-- Begin RECORD EXCERPTS --

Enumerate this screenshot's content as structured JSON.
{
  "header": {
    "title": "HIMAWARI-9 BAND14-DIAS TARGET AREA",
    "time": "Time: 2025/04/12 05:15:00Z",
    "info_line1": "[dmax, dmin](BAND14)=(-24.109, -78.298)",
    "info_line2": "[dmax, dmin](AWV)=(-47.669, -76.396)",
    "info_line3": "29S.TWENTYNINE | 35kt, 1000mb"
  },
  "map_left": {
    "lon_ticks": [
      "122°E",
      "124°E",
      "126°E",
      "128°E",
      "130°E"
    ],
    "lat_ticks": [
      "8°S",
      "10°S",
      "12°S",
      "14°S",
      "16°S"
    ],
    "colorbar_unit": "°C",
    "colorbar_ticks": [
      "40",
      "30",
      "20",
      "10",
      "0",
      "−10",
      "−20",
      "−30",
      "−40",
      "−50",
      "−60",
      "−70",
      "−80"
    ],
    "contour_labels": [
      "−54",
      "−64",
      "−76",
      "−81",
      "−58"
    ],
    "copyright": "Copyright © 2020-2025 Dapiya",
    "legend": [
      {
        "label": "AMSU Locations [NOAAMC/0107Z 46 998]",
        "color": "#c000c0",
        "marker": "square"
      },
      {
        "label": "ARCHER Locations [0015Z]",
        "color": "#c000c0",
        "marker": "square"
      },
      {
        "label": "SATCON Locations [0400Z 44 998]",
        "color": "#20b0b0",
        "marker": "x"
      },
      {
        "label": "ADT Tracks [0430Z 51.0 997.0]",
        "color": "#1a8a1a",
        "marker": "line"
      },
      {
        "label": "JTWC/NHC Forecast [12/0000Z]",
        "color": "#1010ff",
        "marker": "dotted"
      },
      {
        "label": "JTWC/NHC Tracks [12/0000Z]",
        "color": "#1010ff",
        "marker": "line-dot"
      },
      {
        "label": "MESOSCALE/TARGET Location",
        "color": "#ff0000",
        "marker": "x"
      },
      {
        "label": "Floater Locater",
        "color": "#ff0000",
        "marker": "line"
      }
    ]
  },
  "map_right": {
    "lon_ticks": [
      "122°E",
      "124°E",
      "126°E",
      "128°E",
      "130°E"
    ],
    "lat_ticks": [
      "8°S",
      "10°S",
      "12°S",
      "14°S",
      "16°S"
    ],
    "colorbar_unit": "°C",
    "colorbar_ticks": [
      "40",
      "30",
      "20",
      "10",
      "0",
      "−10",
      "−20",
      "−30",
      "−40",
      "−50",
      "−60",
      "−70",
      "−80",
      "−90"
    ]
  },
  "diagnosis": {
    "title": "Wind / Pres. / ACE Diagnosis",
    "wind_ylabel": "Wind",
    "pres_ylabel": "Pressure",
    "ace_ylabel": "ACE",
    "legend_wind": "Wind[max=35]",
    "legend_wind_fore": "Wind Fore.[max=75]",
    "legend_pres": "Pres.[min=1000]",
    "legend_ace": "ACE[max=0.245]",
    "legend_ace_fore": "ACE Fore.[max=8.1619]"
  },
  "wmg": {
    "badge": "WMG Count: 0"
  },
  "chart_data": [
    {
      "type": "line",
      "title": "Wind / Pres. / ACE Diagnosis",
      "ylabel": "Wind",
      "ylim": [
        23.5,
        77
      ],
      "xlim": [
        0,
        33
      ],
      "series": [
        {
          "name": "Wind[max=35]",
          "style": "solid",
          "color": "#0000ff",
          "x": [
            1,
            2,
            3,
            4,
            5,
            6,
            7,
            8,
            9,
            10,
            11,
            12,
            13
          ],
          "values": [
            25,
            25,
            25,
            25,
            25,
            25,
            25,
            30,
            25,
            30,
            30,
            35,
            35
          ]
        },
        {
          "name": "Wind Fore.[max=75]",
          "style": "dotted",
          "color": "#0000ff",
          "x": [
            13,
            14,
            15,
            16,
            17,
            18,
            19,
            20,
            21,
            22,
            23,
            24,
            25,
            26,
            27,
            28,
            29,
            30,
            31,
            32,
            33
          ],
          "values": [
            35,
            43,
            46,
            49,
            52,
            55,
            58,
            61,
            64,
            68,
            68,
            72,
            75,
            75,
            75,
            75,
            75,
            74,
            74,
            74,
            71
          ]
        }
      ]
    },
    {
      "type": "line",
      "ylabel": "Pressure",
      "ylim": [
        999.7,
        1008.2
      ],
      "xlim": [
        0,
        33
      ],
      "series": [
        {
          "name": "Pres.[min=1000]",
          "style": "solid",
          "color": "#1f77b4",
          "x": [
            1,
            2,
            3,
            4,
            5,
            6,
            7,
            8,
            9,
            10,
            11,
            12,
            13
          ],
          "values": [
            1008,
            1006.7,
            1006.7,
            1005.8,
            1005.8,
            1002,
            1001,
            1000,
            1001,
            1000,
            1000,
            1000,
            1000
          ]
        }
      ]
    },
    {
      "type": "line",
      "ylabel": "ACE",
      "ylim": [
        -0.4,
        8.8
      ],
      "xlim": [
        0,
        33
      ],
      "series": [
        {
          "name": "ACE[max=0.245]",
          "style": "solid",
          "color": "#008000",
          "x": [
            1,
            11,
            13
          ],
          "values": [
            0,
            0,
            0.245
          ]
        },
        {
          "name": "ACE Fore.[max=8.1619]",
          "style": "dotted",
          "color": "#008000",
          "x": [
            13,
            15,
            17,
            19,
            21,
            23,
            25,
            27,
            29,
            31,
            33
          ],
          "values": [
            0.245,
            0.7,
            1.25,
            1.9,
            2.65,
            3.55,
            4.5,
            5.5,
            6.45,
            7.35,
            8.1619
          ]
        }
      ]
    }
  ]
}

-- End RECORD EXCERPTS --

Give the complete listing a second time, exactly as it reads.

— SOLUTION TO THIS TASK —
Enumerate this screenshot's content as structured JSON.
{
  "header": {
    "title": "HIMAWARI-9 BAND14-DIAS TARGET AREA",
    "time": "Time: 2025/04/12 05:15:00Z",
    "info_line1": "[dmax, dmin](BAND14)=(-24.109, -78.298)",
    "info_line2": "[dmax, dmin](AWV)=(-47.669, -76.396)",
    "info_line3": "29S.TWENTYNINE | 35kt, 1000mb"
  },
  "map_left": {
    "lon_ticks": [
      "122°E",
      "124°E",
      "126°E",
      "128°E",
      "130°E"
    ],
    "lat_ticks": [
      "8°S",
      "10°S",
      "12°S",
      "14°S",
      "16°S"
    ],
    "colorbar_unit": "°C",
    "colorbar_ticks": [
      "40",
      "30",
      "20",
      "10",
      "0",
      "−10",
      "−20",
      "−30",
      "−40",
      "−50",
      "−60",
      "−70",
      "−80"
    ],
    "contour_labels": [
      "−54",
      "−64",
      "−76",
      "−81",
      "−58"
    ],
    "copyright": "Copyright © 2020-2025 Dapiya",
    "legend": [
      {
        "label": "AMSU Locations [NOAAMC/0107Z 46 998]",
        "color": "#c000c0",
        "marker": "square"
      },
      {
        "label": "ARCHER Locations [0015Z]",
        "color": "#c000c0",
        "marker": "square"
      },
      {
        "label": "SATCON Locations [0400Z 44 998]",
        "color": "#20b0b0",
        "marker": "x"
      },
      {
        "label": "ADT Tracks [0430Z 51.0 997.0]",
        "color": "#1a8a1a",
        "marker": "line"
      },
      {
        "label": "JTWC/NHC Forecast [12/0000Z]",
        "color": "#1010ff",
        "marker": "dotted"
      },
      {
        "label": "JTWC/NHC Tracks [12/0000Z]",
        "color": "#1010ff",
        "marker": "line-dot"
      },
      {
        "label": "MESOSCALE/TARGET Location",
        "color": "#ff0000",
        "marker": "x"
      },
      {
        "label": "Floater Locater",
        "color": "#ff0000",
        "marker": "line"
      }
    ]
  },
  "map_right": {
    "lon_ticks": [
      "122°E",
      "124°E",
      "126°E",
      "128°E",
      "130°E"
    ],
    "lat_ticks": [
      "8°S",
      "10°S",
      "12°S",
      "14°S",
      "16°S"
    ],
    "colorbar_unit": "°C",
    "colorbar_ticks": [
      "40",
      "30",
      "20",
      "10",
      "0",
      "−10",
      "−20",
      "−30",
      "−40",
      "−50",
      "−60",
      "−70",
      "−80",
      "−90"
    ]
  },
  "diagnosis": {
    "title": "Wind / Pres. / ACE Diagnosis",
    "wind_ylabel": "Wind",
    "pres_ylabel": "Pressure",
    "ace_ylabel": "ACE",
    "legend_wind": "Wind[max=35]",
    "legend_wind_fore": "Wind Fore.[max=75]",
    "legend_pres": "Pres.[min=1000]",
    "legend_ace": "ACE[max=0.245]",
    "legend_ace_fore": "ACE Fore.[max=8.1619]"
  },
  "wmg": {
    "badge": "WMG Count: 0"
  },
  "chart_data": [
    {
      "type": "line",
      "title": "Wind / Pres. / ACE Diagnosis",
      "ylabel": "Wind",
      "ylim": [
        23.5,
        77
      ],
      "xlim": [
        0,
        33
      ],
      "series": [
        {
          "name": "Wind[max=35]",
          "style": "solid",
          "color": "#0000ff",
          "x": [
            1,
            2,
            3,
            4,
            5,
            6,
            7,
            8,
            9,
            10,
            11,
            12,
            13
          ],
          "values": [
            25,
            25,
            25,
            25,
            25,
            25,
            25,
            30,
            25,
            30,
            30,
            35,
            35
          ]
        },
        {
          "name": "Wind Fore.[max=75]",
          "style": "dotted",
          "color": "#0000ff",
          "x": [
            13,
            14,
            15,
            16,
            17,
            18,
            19,
            20,
            21,
            22,
            23,
            24,
            25,
            26,
            27,
            28,
            29,
            30,
            31,
            32,
            33
          ],
          "values": [
            35,
            43,
            46,
            49,
            52,
            55,
            58,
            61,
            64,
            68,
            68,
            72,
            75,
            75,
            75,
            75,
            75,
            74,
            74,
            74,
            71
          ]
        }
      ]
    },
    {
      "type": "line",
      "ylabel": "Pressure",
      "ylim": [
        999.7,
        1008.2
      ],
      "xlim": [
        0,
        33
      ],
      "series": [
        {
          "name": "Pres.[min=1000]",
          "style": "solid",
          "color": "#1f77b4",
          "x": [
            1,
            2,
            3,
            4,
            5,
            6,
            7,
            8,
            9,
            10,
            11,
            12,
            13
          ],
          "values": [
            1008,
            1006.7,
            1006.7,
            1005.8,
            1005.8,
            1002,
            1001,
            1000,
            1001,
            1000,
            1000,
            1000,
            1000
          ]
        }
      ]
    },
    {
      "type": "line",
      "ylabel": "ACE",
      "ylim": [
        -0.4,
        8.8
      ],
      "xlim": [
        0,
        33
      ],
      "series": [
        {
          "name": "ACE[max=0.245]",
          "style": "solid",
          "color": "#008000",
          "x": [
            1,
            11,
            13
          ],
          "values": [
            0,
            0,
            0.245
          ]
        },
        {
          "name": "ACE Fore.[max=8.1619]",
          "style": "dotted",
          "color": "#008000",
          "x": [
            13,
            15,
            17,
            19,
            21,
            23,
            25,
            27,
            29,
            31,
            33
          ],
          "values": [
            0.245,
            0.7,
            1.25,
            1.9,
            2.65,
            3.55,
            4.5,
            5.5,
            6.45,
            7.35,
            8.1619
          ]
        }
      ]
    }
  ]
}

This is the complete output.